PROBLEM TO SOLVE :: Copy out every line of the following records without changing anything.

EXTRACTED ENTRIES ::
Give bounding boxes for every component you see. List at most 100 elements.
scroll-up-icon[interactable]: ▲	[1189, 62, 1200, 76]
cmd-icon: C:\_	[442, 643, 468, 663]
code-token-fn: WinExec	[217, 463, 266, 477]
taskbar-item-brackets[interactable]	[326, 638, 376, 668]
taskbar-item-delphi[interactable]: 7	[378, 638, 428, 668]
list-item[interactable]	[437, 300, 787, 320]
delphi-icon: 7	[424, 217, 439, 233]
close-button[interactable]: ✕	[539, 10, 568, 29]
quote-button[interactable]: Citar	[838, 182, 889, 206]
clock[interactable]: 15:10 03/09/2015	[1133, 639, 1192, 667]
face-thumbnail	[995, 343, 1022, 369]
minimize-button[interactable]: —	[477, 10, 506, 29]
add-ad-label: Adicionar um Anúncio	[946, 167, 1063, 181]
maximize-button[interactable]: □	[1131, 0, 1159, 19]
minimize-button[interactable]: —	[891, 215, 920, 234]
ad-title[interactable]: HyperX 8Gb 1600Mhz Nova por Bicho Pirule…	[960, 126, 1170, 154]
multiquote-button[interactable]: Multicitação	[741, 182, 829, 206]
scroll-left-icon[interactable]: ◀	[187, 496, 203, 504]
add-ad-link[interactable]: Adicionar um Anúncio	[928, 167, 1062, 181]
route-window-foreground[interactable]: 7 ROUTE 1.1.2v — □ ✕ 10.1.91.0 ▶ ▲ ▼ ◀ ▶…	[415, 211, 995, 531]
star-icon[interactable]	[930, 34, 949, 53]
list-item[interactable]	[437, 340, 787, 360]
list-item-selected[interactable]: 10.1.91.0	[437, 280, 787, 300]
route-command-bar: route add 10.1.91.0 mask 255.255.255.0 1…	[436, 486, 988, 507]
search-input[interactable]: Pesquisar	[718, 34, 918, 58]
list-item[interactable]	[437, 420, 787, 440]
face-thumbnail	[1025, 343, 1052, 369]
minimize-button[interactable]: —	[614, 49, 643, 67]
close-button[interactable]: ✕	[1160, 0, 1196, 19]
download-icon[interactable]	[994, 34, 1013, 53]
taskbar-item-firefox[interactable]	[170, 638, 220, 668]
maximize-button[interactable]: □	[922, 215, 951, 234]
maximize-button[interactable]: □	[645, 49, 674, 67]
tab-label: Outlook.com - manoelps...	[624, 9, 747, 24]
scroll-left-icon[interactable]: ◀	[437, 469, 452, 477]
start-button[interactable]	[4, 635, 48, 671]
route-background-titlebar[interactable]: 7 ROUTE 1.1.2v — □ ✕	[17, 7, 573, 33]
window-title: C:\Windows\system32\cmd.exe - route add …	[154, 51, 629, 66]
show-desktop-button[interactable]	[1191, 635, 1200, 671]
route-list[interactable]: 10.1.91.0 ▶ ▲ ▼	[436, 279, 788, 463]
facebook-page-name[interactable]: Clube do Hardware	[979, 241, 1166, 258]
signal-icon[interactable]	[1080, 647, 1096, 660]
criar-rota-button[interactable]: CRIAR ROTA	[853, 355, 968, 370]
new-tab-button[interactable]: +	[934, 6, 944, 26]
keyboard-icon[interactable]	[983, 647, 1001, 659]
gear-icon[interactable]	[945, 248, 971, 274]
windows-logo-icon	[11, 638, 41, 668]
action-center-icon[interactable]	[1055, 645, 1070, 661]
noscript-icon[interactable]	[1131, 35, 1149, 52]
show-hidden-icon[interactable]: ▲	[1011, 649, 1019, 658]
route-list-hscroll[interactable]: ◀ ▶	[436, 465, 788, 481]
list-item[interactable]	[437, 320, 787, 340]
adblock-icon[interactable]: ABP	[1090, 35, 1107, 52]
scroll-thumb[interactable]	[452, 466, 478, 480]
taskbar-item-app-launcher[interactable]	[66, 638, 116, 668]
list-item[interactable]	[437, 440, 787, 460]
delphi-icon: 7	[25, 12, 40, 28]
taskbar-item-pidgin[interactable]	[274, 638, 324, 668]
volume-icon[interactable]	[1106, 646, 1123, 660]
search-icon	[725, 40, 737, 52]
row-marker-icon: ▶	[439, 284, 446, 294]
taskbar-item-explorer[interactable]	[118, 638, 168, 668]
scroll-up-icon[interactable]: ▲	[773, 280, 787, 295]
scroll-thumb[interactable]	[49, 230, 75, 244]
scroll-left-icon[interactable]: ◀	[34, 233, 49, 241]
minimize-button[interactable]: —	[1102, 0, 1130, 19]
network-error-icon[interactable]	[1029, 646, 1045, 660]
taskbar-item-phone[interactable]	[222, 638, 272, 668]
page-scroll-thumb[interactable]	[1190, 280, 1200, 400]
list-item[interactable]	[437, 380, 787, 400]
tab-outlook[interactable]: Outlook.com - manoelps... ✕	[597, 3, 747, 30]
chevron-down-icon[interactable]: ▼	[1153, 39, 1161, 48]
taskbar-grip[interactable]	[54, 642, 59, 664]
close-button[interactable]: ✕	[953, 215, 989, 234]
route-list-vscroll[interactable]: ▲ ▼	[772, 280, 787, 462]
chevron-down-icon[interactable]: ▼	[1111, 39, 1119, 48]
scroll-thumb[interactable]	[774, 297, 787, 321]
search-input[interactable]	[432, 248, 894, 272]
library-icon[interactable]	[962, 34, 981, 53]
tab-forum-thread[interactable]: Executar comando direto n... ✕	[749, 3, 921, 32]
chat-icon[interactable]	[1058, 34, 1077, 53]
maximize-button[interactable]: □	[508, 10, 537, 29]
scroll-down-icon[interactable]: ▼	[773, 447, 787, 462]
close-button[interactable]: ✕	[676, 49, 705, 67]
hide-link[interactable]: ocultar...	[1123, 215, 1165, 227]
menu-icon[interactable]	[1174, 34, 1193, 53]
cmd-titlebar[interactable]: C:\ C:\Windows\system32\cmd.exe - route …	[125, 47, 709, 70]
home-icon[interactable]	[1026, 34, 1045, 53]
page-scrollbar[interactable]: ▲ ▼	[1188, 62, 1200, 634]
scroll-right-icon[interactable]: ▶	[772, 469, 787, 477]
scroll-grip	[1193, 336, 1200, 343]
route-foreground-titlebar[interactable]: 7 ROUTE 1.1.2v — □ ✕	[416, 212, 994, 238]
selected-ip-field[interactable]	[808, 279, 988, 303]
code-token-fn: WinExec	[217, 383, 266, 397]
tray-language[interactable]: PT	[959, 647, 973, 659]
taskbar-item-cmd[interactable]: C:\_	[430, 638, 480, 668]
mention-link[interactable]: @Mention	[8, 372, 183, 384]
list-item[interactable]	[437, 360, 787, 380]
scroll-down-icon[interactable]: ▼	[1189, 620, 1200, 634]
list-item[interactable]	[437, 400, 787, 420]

COMPLETED EXERCISE ::
Give bounding boxes for every component you see. List at most 100 elements.
scroll-up-icon[interactable]: ▲	[1189, 62, 1200, 76]
cmd-icon: C:\_	[442, 643, 468, 663]
code-token-fn: WinExec	[217, 463, 266, 477]
taskbar-item-brackets[interactable]	[326, 638, 376, 668]
taskbar-item-delphi[interactable]: 7	[378, 638, 428, 668]
list-item[interactable]	[437, 300, 787, 320]
delphi-icon: 7	[424, 217, 439, 233]
close-button[interactable]: ✕	[539, 10, 568, 29]
quote-button[interactable]: Citar	[838, 182, 889, 206]
clock[interactable]: 15:10 03/09/2015	[1133, 639, 1192, 667]
face-thumbnail	[995, 343, 1022, 369]
minimize-button[interactable]: —	[477, 10, 506, 29]
add-ad-label: Adicionar um Anúncio	[946, 167, 1063, 181]
maximize-button[interactable]: □	[1131, 0, 1159, 19]
minimize-button[interactable]: —	[891, 215, 920, 234]
ad-title[interactable]: HyperX 8Gb 1600Mhz Nova por Bicho Pirule…	[960, 126, 1170, 154]
multiquote-button[interactable]: Multicitação	[741, 182, 829, 206]
scroll-left-icon[interactable]: ◀	[187, 496, 203, 504]
add-ad-link[interactable]: Adicionar um Anúncio	[928, 167, 1062, 181]
route-window-foreground[interactable]: 7 ROUTE 1.1.2v — □ ✕ 10.1.91.0 ▶ ▲ ▼ ◀ ▶…	[415, 211, 995, 531]
star-icon[interactable]	[930, 34, 949, 53]
list-item[interactable]	[437, 340, 787, 360]
list-item-selected[interactable]: 10.1.91.0	[437, 280, 787, 300]
route-command-bar: route add 10.1.91.0 mask 255.255.255.0 1…	[436, 486, 988, 507]
search-input[interactable]: Pesquisar	[718, 34, 918, 58]
list-item[interactable]	[437, 420, 787, 440]
face-thumbnail	[1025, 343, 1052, 369]
minimize-button[interactable]: —	[614, 49, 643, 67]
close-button[interactable]: ✕	[1160, 0, 1196, 19]
download-icon[interactable]	[994, 34, 1013, 53]
taskbar-item-firefox[interactable]	[170, 638, 220, 668]
maximize-button[interactable]: □	[922, 215, 951, 234]
maximize-button[interactable]: □	[645, 49, 674, 67]
tab-label: Outlook.com - manoelps...	[624, 9, 747, 24]
scroll-left-icon[interactable]: ◀	[437, 469, 452, 477]
start-button[interactable]	[4, 635, 48, 671]
route-background-titlebar[interactable]: 7 ROUTE 1.1.2v — □ ✕	[17, 7, 573, 33]
window-title: C:\Windows\system32\cmd.exe - route add …	[154, 51, 629, 66]
show-desktop-button[interactable]	[1191, 635, 1200, 671]
route-list[interactable]: 10.1.91.0 ▶ ▲ ▼	[436, 279, 788, 463]
facebook-page-name[interactable]: Clube do Hardware	[979, 241, 1166, 258]
signal-icon[interactable]	[1080, 647, 1096, 660]
criar-rota-button[interactable]: CRIAR ROTA	[853, 355, 968, 370]
new-tab-button[interactable]: +	[934, 6, 944, 26]
keyboard-icon[interactable]	[983, 647, 1001, 659]
gear-icon[interactable]	[945, 248, 971, 274]
windows-logo-icon	[11, 638, 41, 668]
action-center-icon[interactable]	[1055, 645, 1070, 661]
noscript-icon[interactable]	[1131, 35, 1149, 52]
show-hidden-icon[interactable]: ▲	[1011, 649, 1019, 658]
route-list-hscroll[interactable]: ◀ ▶	[436, 465, 788, 481]
list-item[interactable]	[437, 320, 787, 340]
adblock-icon[interactable]: ABP	[1090, 35, 1107, 52]
scroll-thumb[interactable]	[452, 466, 478, 480]
taskbar-item-app-launcher[interactable]	[66, 638, 116, 668]
list-item[interactable]	[437, 440, 787, 460]
delphi-icon: 7	[25, 12, 40, 28]
taskbar-item-pidgin[interactable]	[274, 638, 324, 668]
volume-icon[interactable]	[1106, 646, 1123, 660]
search-icon	[725, 40, 737, 52]
row-marker-icon: ▶	[439, 284, 446, 294]
taskbar-item-explorer[interactable]	[118, 638, 168, 668]
scroll-up-icon[interactable]: ▲	[773, 280, 787, 295]
scroll-thumb[interactable]	[49, 230, 75, 244]
scroll-left-icon[interactable]: ◀	[34, 233, 49, 241]
minimize-button[interactable]: —	[1102, 0, 1130, 19]
network-error-icon[interactable]	[1029, 646, 1045, 660]
taskbar-item-phone[interactable]	[222, 638, 272, 668]
page-scroll-thumb[interactable]	[1190, 280, 1200, 400]
list-item[interactable]	[437, 380, 787, 400]
tab-outlook[interactable]: Outlook.com - manoelps... ✕	[597, 3, 747, 30]
chevron-down-icon[interactable]: ▼	[1153, 39, 1161, 48]
taskbar-grip[interactable]	[54, 642, 59, 664]
close-button[interactable]: ✕	[953, 215, 989, 234]
route-list-vscroll[interactable]: ▲ ▼	[772, 280, 787, 462]
chevron-down-icon[interactable]: ▼	[1111, 39, 1119, 48]
scroll-thumb[interactable]	[774, 297, 787, 321]
search-input[interactable]	[432, 248, 894, 272]
library-icon[interactable]	[962, 34, 981, 53]
tab-forum-thread[interactable]: Executar comando direto n... ✕	[749, 3, 921, 32]
chat-icon[interactable]	[1058, 34, 1077, 53]
maximize-button[interactable]: □	[508, 10, 537, 29]
scroll-down-icon[interactable]: ▼	[773, 447, 787, 462]
close-button[interactable]: ✕	[676, 49, 705, 67]
hide-link[interactable]: ocultar...	[1123, 215, 1165, 227]
menu-icon[interactable]	[1174, 34, 1193, 53]
cmd-titlebar[interactable]: C:\ C:\Windows\system32\cmd.exe - route …	[125, 47, 709, 70]
home-icon[interactable]	[1026, 34, 1045, 53]
page-scrollbar[interactable]: ▲ ▼	[1188, 62, 1200, 634]
scroll-right-icon[interactable]: ▶	[772, 469, 787, 477]
scroll-grip	[1193, 336, 1200, 343]
route-foreground-titlebar[interactable]: 7 ROUTE 1.1.2v — □ ✕	[416, 212, 994, 238]
selected-ip-field[interactable]	[808, 279, 988, 303]
code-token-fn: WinExec	[217, 383, 266, 397]
tray-language[interactable]: PT	[959, 647, 973, 659]
taskbar-item-cmd[interactable]: C:\_	[430, 638, 480, 668]
mention-link[interactable]: @Mention	[8, 372, 183, 384]
list-item[interactable]	[437, 360, 787, 380]
scroll-down-icon[interactable]: ▼	[1189, 620, 1200, 634]
list-item[interactable]	[437, 400, 787, 420]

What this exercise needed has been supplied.